## EXERCISE
The entries below should be output exactly as written.

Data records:

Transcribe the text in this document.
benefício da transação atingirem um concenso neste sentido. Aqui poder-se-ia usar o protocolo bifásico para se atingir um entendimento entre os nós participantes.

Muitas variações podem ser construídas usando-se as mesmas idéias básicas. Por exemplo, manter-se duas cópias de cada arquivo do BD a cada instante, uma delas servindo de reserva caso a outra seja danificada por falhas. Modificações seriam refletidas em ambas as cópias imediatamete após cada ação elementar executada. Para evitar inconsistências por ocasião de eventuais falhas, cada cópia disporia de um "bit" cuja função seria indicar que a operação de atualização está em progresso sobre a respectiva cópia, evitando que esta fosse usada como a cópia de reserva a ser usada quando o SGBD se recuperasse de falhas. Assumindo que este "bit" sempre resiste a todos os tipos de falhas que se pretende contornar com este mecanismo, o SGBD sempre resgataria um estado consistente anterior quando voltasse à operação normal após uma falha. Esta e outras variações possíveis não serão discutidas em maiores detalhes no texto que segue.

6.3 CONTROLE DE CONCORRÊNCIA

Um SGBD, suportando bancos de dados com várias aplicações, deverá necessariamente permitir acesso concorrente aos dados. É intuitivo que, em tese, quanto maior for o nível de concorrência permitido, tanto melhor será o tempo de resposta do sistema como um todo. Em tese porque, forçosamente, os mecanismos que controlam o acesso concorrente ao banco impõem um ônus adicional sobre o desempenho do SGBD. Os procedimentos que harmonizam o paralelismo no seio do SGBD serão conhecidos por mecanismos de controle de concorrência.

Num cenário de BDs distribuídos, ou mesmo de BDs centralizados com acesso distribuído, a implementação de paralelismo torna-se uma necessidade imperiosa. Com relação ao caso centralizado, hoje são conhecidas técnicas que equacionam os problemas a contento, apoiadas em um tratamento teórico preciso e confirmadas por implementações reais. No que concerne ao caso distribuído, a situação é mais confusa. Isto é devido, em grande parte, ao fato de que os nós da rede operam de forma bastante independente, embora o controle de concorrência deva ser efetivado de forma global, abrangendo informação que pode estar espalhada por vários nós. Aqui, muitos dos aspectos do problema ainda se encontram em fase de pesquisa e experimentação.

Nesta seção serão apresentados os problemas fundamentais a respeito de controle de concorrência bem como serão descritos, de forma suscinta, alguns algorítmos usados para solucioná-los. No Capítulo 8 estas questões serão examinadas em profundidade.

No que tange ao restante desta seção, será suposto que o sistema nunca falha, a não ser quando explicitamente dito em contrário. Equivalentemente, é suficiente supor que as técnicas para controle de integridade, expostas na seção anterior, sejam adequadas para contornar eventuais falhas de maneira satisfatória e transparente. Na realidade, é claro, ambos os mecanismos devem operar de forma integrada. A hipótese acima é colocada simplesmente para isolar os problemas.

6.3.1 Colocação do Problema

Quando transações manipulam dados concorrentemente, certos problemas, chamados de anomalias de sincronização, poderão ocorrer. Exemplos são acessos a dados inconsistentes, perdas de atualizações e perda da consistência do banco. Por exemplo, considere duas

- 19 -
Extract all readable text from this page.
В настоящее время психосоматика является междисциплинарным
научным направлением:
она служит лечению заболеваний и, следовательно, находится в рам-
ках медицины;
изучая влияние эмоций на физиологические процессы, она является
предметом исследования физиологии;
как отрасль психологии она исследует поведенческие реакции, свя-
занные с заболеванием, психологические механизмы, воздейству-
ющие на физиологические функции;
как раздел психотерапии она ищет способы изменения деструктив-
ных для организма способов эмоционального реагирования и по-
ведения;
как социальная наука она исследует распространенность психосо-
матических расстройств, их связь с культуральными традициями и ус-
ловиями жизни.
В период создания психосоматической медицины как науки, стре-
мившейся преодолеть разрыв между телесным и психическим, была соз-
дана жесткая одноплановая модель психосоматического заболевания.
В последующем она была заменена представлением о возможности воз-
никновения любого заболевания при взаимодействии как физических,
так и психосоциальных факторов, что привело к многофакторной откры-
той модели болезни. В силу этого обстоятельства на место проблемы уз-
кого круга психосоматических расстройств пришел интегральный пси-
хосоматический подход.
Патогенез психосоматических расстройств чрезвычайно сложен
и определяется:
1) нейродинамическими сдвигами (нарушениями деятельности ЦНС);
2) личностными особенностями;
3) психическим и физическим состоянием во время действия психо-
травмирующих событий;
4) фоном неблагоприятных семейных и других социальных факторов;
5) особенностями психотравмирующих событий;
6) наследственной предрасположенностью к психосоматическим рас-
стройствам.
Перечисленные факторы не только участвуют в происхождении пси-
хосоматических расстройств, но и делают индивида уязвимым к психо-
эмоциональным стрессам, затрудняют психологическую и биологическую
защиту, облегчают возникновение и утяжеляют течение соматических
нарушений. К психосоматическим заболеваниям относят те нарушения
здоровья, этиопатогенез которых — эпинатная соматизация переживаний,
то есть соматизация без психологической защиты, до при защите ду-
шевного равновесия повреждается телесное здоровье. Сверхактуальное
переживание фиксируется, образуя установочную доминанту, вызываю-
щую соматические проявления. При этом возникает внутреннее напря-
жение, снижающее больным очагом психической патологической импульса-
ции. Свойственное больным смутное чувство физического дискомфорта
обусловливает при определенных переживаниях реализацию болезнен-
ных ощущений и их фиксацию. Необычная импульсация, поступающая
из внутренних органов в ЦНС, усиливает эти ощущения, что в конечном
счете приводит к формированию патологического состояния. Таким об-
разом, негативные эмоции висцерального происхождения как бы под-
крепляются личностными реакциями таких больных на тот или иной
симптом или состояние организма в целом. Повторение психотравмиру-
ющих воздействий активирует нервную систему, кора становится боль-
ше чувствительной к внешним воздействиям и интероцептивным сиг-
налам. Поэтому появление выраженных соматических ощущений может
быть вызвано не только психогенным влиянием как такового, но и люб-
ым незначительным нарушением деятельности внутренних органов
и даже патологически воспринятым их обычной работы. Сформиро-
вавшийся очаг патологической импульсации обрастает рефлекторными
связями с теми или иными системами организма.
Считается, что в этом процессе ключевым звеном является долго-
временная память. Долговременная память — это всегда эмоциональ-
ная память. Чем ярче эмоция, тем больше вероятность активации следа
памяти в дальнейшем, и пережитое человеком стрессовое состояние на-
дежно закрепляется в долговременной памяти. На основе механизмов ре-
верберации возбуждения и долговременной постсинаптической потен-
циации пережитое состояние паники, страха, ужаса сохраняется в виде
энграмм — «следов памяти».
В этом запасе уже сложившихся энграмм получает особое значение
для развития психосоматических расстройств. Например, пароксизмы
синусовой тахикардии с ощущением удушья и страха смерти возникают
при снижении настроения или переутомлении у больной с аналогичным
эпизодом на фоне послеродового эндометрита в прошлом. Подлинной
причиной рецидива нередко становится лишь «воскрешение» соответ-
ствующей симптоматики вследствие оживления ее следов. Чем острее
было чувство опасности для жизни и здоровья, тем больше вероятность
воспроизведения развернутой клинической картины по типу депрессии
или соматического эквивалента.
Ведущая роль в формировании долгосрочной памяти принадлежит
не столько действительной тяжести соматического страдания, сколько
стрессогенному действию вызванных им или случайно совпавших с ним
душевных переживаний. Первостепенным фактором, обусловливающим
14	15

## WRITTEN ANSWER
Transcribe the text in this document.
benefício da transação atingirem um concenso neste sentido. Aqui poder-se-ia usar o protocolo bifásico para se atingir um entendimento entre os nós participantes.

Muitas variações podem ser construídas usando-se as mesmas idéias básicas. Por exemplo, manter-se duas cópias de cada arquivo do BD a cada instante, uma delas servindo de reserva caso a outra seja danificada por falhas. Modificações seriam refletidas em ambas as cópias imediatamete após cada ação elementar executada. Para evitar inconsistências por ocasião de eventuais falhas, cada cópia disporia de um "bit" cuja função seria indicar que a operação de atualização está em progresso sobre a respectiva cópia, evitando que esta fosse usada como a cópia de reserva a ser usada quando o SGBD se recuperasse de falhas. Assumindo que este "bit" sempre resiste a todos os tipos de falhas que se pretende contornar com este mecanismo, o SGBD sempre resgataria um estado consistente anterior quando voltasse à operação normal após uma falha. Esta e outras variações possíveis não serão discutidas em maiores detalhes no texto que segue.

6.3 CONTROLE DE CONCORRÊNCIA

Um SGBD, suportando bancos de dados com várias aplicações, deverá necessariamente permitir acesso concorrente aos dados. É intuitivo que, em tese, quanto maior for o nível de concorrência permitido, tanto melhor será o tempo de resposta do sistema como um todo. Em tese porque, forçosamente, os mecanismos que controlam o acesso concorrente ao banco impõem um ônus adicional sobre o desempenho do SGBD. Os procedimentos que harmonizam o paralelismo no seio do SGBD serão conhecidos por mecanismos de controle de concorrência.

Num cenário de BDs distribuídos, ou mesmo de BDs centralizados com acesso distribuído, a implementação de paralelismo torna-se uma necessidade imperiosa. Com relação ao caso centralizado, hoje são conhecidas técnicas que equacionam os problemas a contento, apoiadas em um tratamento teórico preciso e confirmadas por implementações reais. No que concerne ao caso distribuído, a situação é mais confusa. Isto é devido, em grande parte, ao fato de que os nós da rede operam de forma bastante independente, embora o controle de concorrência deva ser efetivado de forma global, abrangendo informação que pode estar espalhada por vários nós. Aqui, muitos dos aspectos do problema ainda se encontram em fase de pesquisa e experimentação.

Nesta seção serão apresentados os problemas fundamentais a respeito de controle de concorrência bem como serão descritos, de forma suscinta, alguns algorítmos usados para solucioná-los. No Capítulo 8 estas questões serão examinadas em profundidade.

No que tange ao restante desta seção, será suposto que o sistema nunca falha, a não ser quando explicitamente dito em contrário. Equivalentemente, é suficiente supor que as técnicas para controle de integridade, expostas na seção anterior, sejam adequadas para contornar eventuais falhas de maneira satisfatória e transparente. Na realidade, é claro, ambos os mecanismos devem operar de forma integrada. A hipótese acima é colocada simplesmente para isolar os problemas.

6.3.1 Colocação do Problema

Quando transações manipulam dados concorrentemente, certos problemas, chamados de anomalias de sincronização, poderão ocorrer. Exemplos são acessos a dados inconsistentes, perdas de atualizações e perda da consistência do banco. Por exemplo, considere duas

- 19 -
Extract all readable text from this page.
В настоящее время психосоматика является междисциплинарным
научным направлением:
она служит лечению заболеваний и, следовательно, находится в рам-
ках медицины;
изучая влияние эмоций на физиологические процессы, она является
предметом исследования физиологии;
как отрасль психологии она исследует поведенческие реакции, свя-
занные с заболеванием, психологические механизмы, воздейству-
ющие на физиологические функции;
как раздел психотерапии она ищет способы изменения деструктив-
ных для организма способов эмоционального реагирования и по-
ведения;
как социальная наука она исследует распространенность психосо-
матических расстройств, их связь с культуральными традициями и ус-
ловиями жизни.
В период создания психосоматической медицины как науки, стре-
мившейся преодолеть разрыв между телесным и психическим, была соз-
дана жесткая одноплановая модель психосоматического заболевания.
В последующем она была заменена представлением о возможности воз-
никновения любого заболевания при взаимодействии как физических,
так и психосоциальных факторов, что привело к многофакторной откры-
той модели болезни. В силу этого обстоятельства на место проблемы уз-
кого круга психосоматических расстройств пришел интегральный пси-
хосоматический подход.
Патогенез психосоматических расстройств чрезвычайно сложен
и определяется:
1) нейродинамическими сдвигами (нарушениями деятельности ЦНС);
2) личностными особенностями;
3) психическим и физическим состоянием во время действия психо-
травмирующих событий;
4) фоном неблагоприятных семейных и других социальных факторов;
5) особенностями психотравмирующих событий;
6) наследственной предрасположенностью к психосоматическим рас-
стройствам.
Перечисленные факторы не только участвуют в происхождении пси-
хосоматических расстройств, но и делают индивида уязвимым к психо-
эмоциональным стрессам, затрудняют психологическую и биологическую
защиту, облегчают возникновение и утяжеляют течение соматических
нарушений. К психосоматическим заболеваниям относят те нарушения
здоровья, этиопатогенез которых — эпинатная соматизация переживаний,
то есть соматизация без психологической защиты, до при защите ду-
шевного равновесия повреждается телесное здоровье. Сверхактуальное
переживание фиксируется, образуя установочную доминанту, вызываю-
щую соматические проявления. При этом возникает внутреннее напря-
жение, снижающее больным очагом психической патологической импульса-
ции. Свойственное больным смутное чувство физического дискомфорта
обусловливает при определенных переживаниях реализацию болезнен-
ных ощущений и их фиксацию. Необычная импульсация, поступающая
из внутренних органов в ЦНС, усиливает эти ощущения, что в конечном
счете приводит к формированию патологического состояния. Таким об-
разом, негативные эмоции висцерального происхождения как бы под-
крепляются личностными реакциями таких больных на тот или иной
симптом или состояние организма в целом. Повторение психотравмиру-
ющих воздействий активирует нервную систему, кора становится боль-
ше чувствительной к внешним воздействиям и интероцептивным сиг-
налам. Поэтому появление выраженных соматических ощущений может
быть вызвано не только психогенным влиянием как такового, но и люб-
ым незначительным нарушением деятельности внутренних органов
и даже патологически воспринятым их обычной работы. Сформиро-
вавшийся очаг патологической импульсации обрастает рефлекторными
связями с теми или иными системами организма.
Считается, что в этом процессе ключевым звеном является долго-
временная память. Долговременная память — это всегда эмоциональ-
ная память. Чем ярче эмоция, тем больше вероятность активации следа
памяти в дальнейшем, и пережитое человеком стрессовое состояние на-
дежно закрепляется в долговременной памяти. На основе механизмов ре-
верберации возбуждения и долговременной постсинаптической потен-
циации пережитое состояние паники, страха, ужаса сохраняется в виде
энграмм — «следов памяти».
В этом запасе уже сложившихся энграмм получает особое значение
для развития психосоматических расстройств. Например, пароксизмы
синусовой тахикардии с ощущением удушья и страха смерти возникают
при снижении настроения или переутомлении у больной с аналогичным
эпизодом на фоне послеродового эндометрита в прошлом. Подлинной
причиной рецидива нередко становится лишь «воскрешение» соответ-
ствующей симптоматики вследствие оживления ее следов. Чем острее
было чувство опасности для жизни и здоровья, тем больше вероятность
воспроизведения развернутой клинической картины по типу депрессии
или соматического эквивалента.
Ведущая роль в формировании долгосрочной памяти принадлежит
не столько действительной тяжести соматического страдания, сколько
стрессогенному действию вызванных им или случайно совпавших с ним
душевных переживаний. Первостепенным фактором, обусловливающим
14	15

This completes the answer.